Aim:
Copy out every line containing the word "JSON".

------ Entries shown ------

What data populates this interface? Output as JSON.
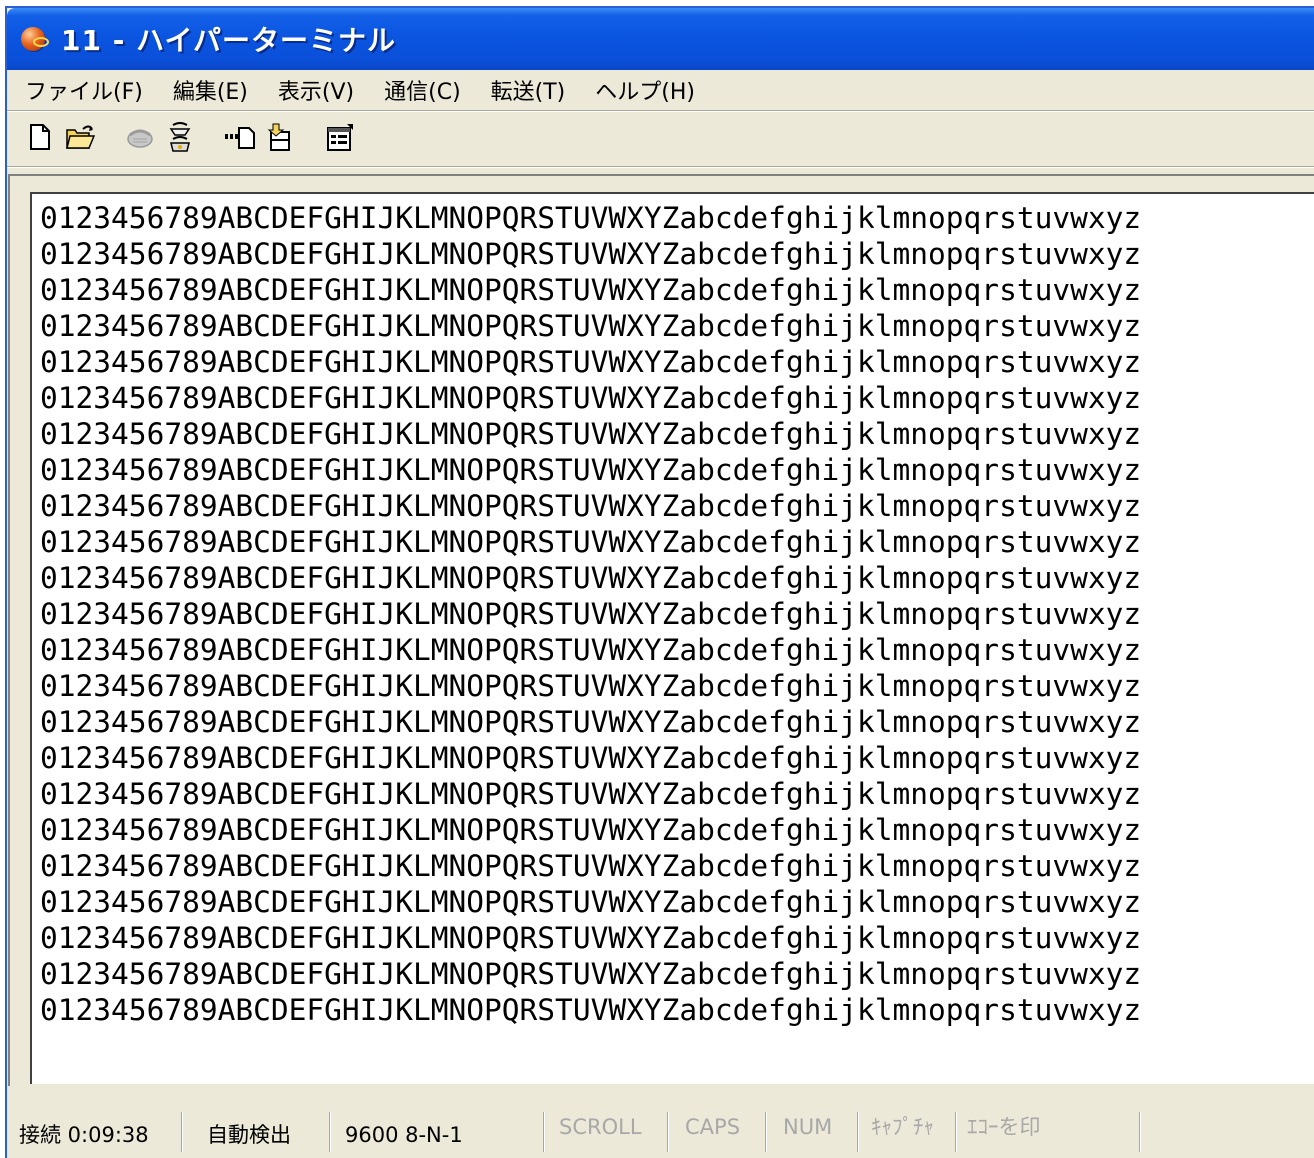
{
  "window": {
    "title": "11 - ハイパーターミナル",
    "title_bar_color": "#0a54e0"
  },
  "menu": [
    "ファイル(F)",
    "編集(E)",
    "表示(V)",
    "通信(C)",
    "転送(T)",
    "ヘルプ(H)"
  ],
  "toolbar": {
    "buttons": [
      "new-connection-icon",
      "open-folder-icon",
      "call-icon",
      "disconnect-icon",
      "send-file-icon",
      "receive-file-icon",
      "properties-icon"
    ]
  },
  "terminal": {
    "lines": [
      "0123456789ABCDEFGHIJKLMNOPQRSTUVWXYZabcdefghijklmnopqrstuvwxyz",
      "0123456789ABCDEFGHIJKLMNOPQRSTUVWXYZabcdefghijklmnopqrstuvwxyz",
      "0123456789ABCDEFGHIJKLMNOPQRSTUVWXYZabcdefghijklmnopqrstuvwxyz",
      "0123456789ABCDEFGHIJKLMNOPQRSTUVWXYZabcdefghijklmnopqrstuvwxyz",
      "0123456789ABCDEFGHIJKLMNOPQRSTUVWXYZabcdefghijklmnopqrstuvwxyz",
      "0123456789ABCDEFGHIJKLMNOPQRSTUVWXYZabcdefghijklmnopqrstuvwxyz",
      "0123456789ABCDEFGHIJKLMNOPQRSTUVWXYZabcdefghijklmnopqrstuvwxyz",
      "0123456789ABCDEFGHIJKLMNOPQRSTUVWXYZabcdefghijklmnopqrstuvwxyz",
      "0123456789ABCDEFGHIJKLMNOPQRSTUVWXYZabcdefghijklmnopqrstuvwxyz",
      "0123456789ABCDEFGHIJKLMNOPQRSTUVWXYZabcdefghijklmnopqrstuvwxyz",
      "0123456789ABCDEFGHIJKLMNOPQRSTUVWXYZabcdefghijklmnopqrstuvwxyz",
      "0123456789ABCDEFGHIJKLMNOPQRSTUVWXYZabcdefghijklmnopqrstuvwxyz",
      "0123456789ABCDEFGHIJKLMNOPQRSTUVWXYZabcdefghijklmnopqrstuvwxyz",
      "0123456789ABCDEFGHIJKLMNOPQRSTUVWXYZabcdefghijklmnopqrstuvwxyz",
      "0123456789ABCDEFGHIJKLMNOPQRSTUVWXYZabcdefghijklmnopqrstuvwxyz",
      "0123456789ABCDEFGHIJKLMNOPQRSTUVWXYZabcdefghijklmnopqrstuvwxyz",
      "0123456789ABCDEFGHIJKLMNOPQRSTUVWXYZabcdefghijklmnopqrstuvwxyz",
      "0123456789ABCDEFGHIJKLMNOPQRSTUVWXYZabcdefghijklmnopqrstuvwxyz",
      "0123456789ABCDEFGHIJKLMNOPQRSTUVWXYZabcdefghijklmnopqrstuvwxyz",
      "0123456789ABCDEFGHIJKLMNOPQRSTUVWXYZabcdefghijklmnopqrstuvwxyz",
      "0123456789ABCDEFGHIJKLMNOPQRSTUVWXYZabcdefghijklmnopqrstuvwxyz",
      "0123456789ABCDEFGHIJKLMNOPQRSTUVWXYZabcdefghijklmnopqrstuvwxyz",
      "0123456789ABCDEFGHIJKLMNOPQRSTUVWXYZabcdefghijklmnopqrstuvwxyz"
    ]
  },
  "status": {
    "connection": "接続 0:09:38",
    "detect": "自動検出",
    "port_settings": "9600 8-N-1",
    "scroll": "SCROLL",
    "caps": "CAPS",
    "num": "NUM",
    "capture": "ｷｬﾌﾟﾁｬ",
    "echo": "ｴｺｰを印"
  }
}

------
------ Entries shown ------

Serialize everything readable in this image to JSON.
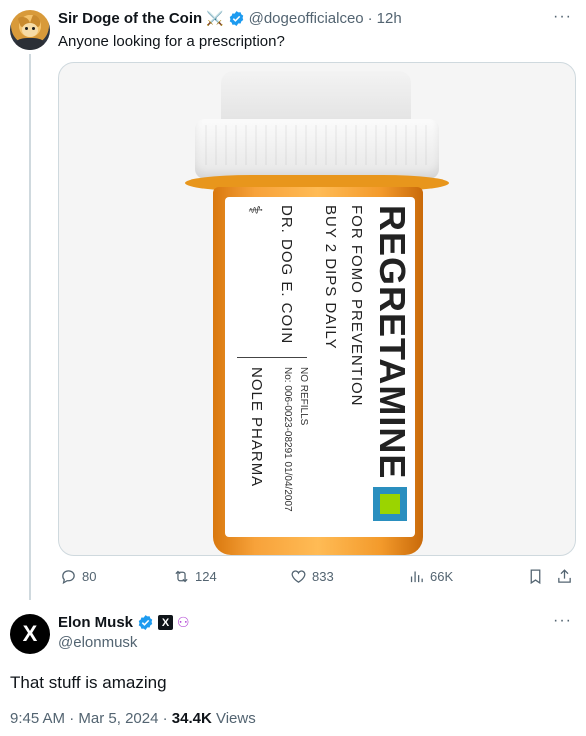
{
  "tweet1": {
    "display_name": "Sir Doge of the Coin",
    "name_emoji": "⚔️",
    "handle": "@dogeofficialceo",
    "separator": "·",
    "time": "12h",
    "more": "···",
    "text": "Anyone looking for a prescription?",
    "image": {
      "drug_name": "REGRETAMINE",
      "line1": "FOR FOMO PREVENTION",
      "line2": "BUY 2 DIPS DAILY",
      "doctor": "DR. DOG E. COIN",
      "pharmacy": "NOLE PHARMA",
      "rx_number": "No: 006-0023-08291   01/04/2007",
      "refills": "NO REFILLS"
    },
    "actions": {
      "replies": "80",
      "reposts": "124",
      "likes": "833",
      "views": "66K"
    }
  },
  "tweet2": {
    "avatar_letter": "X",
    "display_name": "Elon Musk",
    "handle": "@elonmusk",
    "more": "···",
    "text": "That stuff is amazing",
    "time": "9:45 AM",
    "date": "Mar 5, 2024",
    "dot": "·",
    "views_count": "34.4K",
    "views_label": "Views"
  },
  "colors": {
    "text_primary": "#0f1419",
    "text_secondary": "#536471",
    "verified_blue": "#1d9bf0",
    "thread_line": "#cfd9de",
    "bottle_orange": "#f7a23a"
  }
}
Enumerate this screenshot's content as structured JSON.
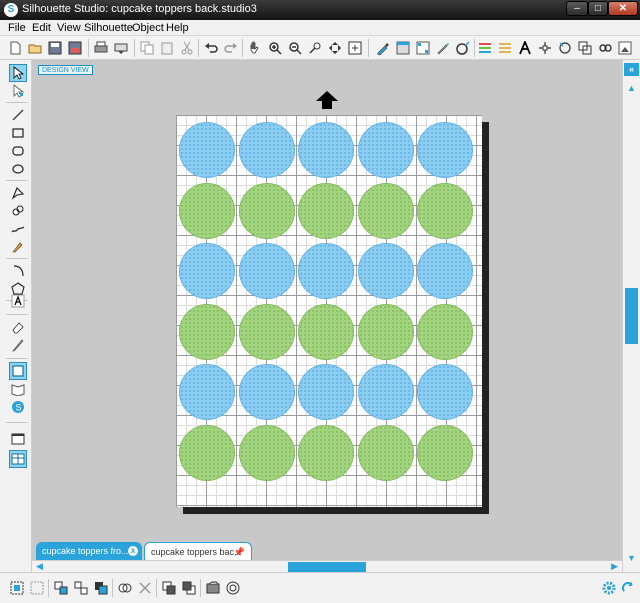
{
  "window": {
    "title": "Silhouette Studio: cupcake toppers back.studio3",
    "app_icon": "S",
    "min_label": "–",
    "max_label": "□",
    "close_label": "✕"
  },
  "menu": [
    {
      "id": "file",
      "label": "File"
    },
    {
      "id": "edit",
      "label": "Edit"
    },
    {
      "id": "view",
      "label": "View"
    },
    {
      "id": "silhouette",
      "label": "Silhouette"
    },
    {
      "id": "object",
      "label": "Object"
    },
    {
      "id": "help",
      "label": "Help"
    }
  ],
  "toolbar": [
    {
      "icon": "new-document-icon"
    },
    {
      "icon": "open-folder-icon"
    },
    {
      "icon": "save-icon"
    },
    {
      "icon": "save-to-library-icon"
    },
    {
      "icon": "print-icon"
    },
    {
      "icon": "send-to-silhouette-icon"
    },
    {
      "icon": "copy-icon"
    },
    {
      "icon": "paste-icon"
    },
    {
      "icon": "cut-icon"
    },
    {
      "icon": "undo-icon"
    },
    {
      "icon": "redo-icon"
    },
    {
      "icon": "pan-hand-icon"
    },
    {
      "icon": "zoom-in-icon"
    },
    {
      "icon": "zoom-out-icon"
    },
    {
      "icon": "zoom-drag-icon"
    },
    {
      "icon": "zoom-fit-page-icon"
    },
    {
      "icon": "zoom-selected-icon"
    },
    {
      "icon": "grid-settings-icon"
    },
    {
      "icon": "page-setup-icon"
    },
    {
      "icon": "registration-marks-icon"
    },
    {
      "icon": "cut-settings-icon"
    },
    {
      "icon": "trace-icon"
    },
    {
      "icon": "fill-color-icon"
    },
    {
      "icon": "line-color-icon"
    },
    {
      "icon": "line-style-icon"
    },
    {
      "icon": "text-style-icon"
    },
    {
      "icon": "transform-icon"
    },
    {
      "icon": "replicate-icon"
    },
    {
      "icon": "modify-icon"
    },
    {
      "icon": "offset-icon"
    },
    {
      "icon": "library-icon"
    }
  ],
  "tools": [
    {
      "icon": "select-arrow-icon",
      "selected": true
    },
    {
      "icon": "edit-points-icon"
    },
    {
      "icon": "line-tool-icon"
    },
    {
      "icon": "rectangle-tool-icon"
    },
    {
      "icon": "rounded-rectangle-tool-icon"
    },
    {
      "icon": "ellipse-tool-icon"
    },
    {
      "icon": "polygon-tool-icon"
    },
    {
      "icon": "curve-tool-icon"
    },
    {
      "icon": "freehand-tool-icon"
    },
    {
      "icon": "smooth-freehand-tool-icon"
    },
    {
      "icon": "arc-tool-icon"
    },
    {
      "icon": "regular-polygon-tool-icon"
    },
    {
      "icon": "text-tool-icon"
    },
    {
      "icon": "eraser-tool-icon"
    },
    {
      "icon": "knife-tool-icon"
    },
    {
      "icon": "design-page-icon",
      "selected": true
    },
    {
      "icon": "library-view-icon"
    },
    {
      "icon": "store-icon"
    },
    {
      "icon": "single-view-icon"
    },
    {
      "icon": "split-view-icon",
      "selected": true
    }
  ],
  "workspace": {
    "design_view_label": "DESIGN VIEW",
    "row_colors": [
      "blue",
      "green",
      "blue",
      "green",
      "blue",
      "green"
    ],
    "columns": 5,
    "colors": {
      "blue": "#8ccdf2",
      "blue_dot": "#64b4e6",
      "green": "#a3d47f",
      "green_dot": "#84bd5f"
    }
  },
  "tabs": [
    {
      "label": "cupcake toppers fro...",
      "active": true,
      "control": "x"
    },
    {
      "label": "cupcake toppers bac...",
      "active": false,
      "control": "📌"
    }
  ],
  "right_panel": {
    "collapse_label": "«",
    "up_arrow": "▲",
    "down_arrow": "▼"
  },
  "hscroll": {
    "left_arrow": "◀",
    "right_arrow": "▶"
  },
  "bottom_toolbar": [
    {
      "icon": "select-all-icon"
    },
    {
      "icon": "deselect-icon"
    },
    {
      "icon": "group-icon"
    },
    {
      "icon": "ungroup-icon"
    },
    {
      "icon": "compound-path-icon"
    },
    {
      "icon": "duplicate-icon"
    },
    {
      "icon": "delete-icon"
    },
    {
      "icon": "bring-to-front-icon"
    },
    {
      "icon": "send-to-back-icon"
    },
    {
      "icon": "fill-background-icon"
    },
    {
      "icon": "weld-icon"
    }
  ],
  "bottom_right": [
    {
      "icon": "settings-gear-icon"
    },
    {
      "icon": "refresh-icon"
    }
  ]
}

------

Solved exercise:
What data populates this interface? Output as JSON.
Serialize everything readable in this image to JSON.
Enumerate this screenshot's content as structured JSON.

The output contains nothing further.